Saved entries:
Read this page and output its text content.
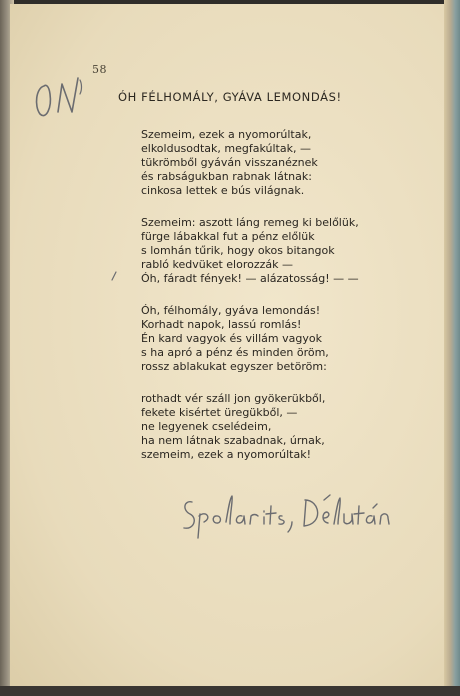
58
ÓH FÉLHOMÁLY, GYÁVA LEMONDÁS!
Szemeim, ezek a nyomorúltak,
elkoldusodtak, megfakúltak, —
tükrömből gyáván visszanéznek
és rabságukban rabnak látnak:
cinkosa lettek e bús világnak.
Szemeim: aszott láng remeg ki belőlük,
fürge lábakkal fut a pénz előlük
s lomhán tűrik, hogy okos bitangok
rabló kedvüket elorozzák —
Óh, fáradt fények! — alázatosság! — —
Óh, félhomály, gyáva lemondás!
Korhadt napok, lassú romlás!
Én kard vagyok és villám vagyok
s ha apró a pénz és minden öröm,
rossz ablakukat egyszer betöröm:
rothadt vér száll jon gyökerükből,
fekete kisértet üregükből, —
ne legyenek cselédeim,
ha nem látnak szabadnak, úrnak,
szemeim, ezek a nyomorúltak!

◆ **Exercise**:
Please write out all of the material above without changing a word, and omit any pictures.

◆ **Task answer**:
Read this page and output its text content.
58
ÓH FÉLHOMÁLY, GYÁVA LEMONDÁS!
Szemeim, ezek a nyomorúltak,
elkoldusodtak, megfakúltak, —
tükrömből gyáván visszanéznek
és rabságukban rabnak látnak:
cinkosa lettek e bús világnak.
Szemeim: aszott láng remeg ki belőlük,
fürge lábakkal fut a pénz előlük
s lomhán tűrik, hogy okos bitangok
rabló kedvüket elorozzák —
Óh, fáradt fények! — alázatosság! — —
Óh, félhomály, gyáva lemondás!
Korhadt napok, lassú romlás!
Én kard vagyok és villám vagyok
s ha apró a pénz és minden öröm,
rossz ablakukat egyszer betöröm:
rothadt vér száll jon gyökerükből,
fekete kisértet üregükből, —
ne legyenek cselédeim,
ha nem látnak szabadnak, úrnak,
szemeim, ezek a nyomorúltak!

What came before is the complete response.